--- START RECORD SET ---

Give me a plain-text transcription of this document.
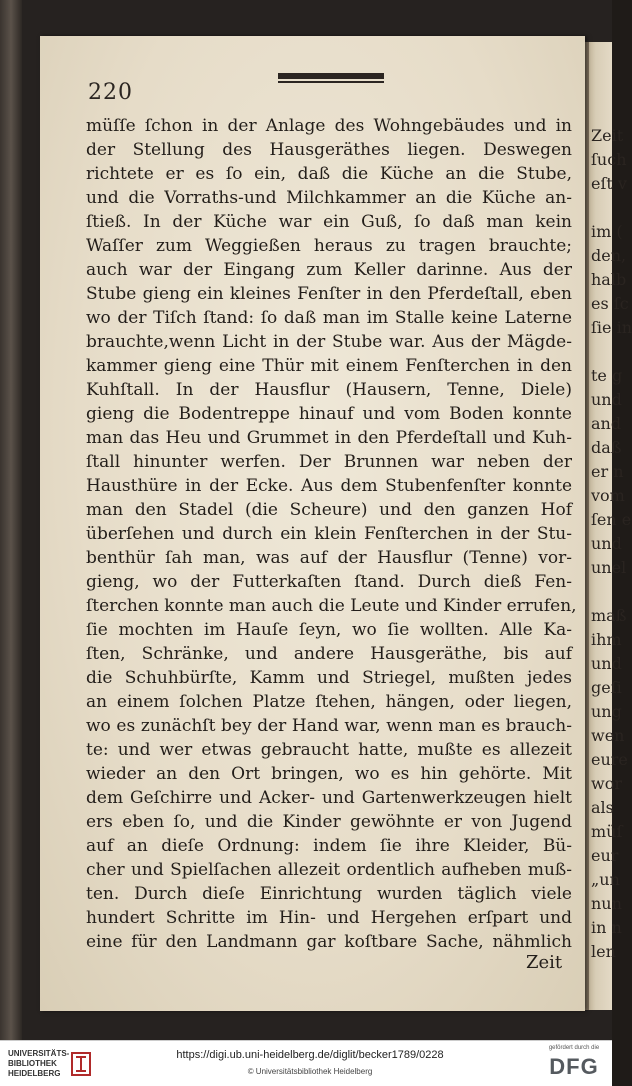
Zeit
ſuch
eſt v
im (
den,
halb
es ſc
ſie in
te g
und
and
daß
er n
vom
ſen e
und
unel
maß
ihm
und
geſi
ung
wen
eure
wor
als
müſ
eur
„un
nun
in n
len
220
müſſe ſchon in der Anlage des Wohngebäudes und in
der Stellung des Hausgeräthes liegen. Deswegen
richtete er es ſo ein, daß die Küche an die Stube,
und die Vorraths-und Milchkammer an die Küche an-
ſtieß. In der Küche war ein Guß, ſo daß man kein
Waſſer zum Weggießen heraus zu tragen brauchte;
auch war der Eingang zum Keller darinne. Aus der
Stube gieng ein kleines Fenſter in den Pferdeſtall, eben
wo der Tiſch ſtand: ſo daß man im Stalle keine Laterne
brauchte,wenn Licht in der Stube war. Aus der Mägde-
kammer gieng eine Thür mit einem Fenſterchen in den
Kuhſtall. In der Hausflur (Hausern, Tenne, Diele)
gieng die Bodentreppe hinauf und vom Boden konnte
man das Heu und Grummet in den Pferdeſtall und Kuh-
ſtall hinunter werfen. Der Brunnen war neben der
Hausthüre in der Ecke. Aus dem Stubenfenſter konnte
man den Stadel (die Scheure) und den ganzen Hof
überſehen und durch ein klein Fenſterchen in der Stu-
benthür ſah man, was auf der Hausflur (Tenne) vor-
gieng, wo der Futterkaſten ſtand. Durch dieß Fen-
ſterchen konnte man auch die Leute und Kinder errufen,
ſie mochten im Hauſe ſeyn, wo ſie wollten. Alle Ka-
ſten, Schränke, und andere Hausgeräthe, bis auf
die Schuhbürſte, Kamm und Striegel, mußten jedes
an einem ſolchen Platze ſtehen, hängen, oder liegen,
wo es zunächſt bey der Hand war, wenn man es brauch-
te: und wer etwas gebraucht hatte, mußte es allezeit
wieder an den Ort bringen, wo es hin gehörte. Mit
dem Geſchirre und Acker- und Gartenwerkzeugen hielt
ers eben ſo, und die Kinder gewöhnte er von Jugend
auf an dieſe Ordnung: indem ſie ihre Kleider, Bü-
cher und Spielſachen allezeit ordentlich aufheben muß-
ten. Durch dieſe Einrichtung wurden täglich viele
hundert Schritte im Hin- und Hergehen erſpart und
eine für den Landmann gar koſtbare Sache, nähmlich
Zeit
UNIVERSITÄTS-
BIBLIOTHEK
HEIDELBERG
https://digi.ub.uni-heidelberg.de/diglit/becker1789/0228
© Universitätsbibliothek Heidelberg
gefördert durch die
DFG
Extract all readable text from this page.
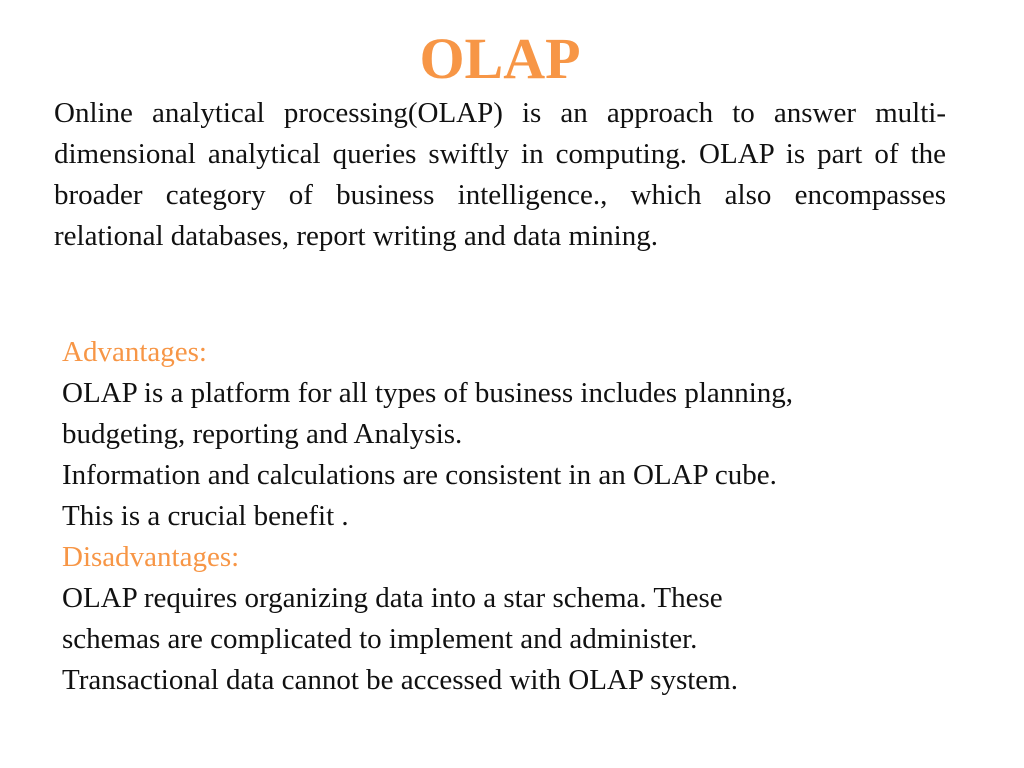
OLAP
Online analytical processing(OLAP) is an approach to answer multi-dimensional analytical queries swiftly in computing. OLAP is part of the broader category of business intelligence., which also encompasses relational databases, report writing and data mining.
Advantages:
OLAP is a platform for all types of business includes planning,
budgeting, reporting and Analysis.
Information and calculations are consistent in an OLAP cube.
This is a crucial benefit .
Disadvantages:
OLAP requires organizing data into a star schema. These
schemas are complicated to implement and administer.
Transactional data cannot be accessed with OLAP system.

--- END RECORD SET ---

_WHAT TO DO_
Leave out the pictures and copy every record above exactly.

_WRITTEN SOLUTION_
Give me a plain-text transcription of this document.
Zeit
ſuch
eſt v
im (
den,
halb
es ſc
ſie in
te g
und
and
daß
er n
vom
ſen e
und
unel
maß
ihm
und
geſi
ung
wen
eure
wor
als
müſ
eur
„un
nun
in n
len
220
müſſe ſchon in der Anlage des Wohngebäudes und in
der Stellung des Hausgeräthes liegen. Deswegen
richtete er es ſo ein, daß die Küche an die Stube,
und die Vorraths-und Milchkammer an die Küche an-
ſtieß. In der Küche war ein Guß, ſo daß man kein
Waſſer zum Weggießen heraus zu tragen brauchte;
auch war der Eingang zum Keller darinne. Aus der
Stube gieng ein kleines Fenſter in den Pferdeſtall, eben
wo der Tiſch ſtand: ſo daß man im Stalle keine Laterne
brauchte,wenn Licht in der Stube war. Aus der Mägde-
kammer gieng eine Thür mit einem Fenſterchen in den
Kuhſtall. In der Hausflur (Hausern, Tenne, Diele)
gieng die Bodentreppe hinauf und vom Boden konnte
man das Heu und Grummet in den Pferdeſtall und Kuh-
ſtall hinunter werfen. Der Brunnen war neben der
Hausthüre in der Ecke. Aus dem Stubenfenſter konnte
man den Stadel (die Scheure) und den ganzen Hof
überſehen und durch ein klein Fenſterchen in der Stu-
benthür ſah man, was auf der Hausflur (Tenne) vor-
gieng, wo der Futterkaſten ſtand. Durch dieß Fen-
ſterchen konnte man auch die Leute und Kinder errufen,
ſie mochten im Hauſe ſeyn, wo ſie wollten. Alle Ka-
ſten, Schränke, und andere Hausgeräthe, bis auf
die Schuhbürſte, Kamm und Striegel, mußten jedes
an einem ſolchen Platze ſtehen, hängen, oder liegen,
wo es zunächſt bey der Hand war, wenn man es brauch-
te: und wer etwas gebraucht hatte, mußte es allezeit
wieder an den Ort bringen, wo es hin gehörte. Mit
dem Geſchirre und Acker- und Gartenwerkzeugen hielt
ers eben ſo, und die Kinder gewöhnte er von Jugend
auf an dieſe Ordnung: indem ſie ihre Kleider, Bü-
cher und Spielſachen allezeit ordentlich aufheben muß-
ten. Durch dieſe Einrichtung wurden täglich viele
hundert Schritte im Hin- und Hergehen erſpart und
eine für den Landmann gar koſtbare Sache, nähmlich
Zeit
UNIVERSITÄTS-
BIBLIOTHEK
HEIDELBERG
https://digi.ub.uni-heidelberg.de/diglit/becker1789/0228
© Universitätsbibliothek Heidelberg
gefördert durch die
DFG
Extract all readable text from this page.
OLAP
Online analytical processing(OLAP) is an approach to answer multi-dimensional analytical queries swiftly in computing. OLAP is part of the broader category of business intelligence., which also encompasses relational databases, report writing and data mining.
Advantages:
OLAP is a platform for all types of business includes planning,
budgeting, reporting and Analysis.
Information and calculations are consistent in an OLAP cube.
This is a crucial benefit .
Disadvantages:
OLAP requires organizing data into a star schema. These
schemas are complicated to implement and administer.
Transactional data cannot be accessed with OLAP system.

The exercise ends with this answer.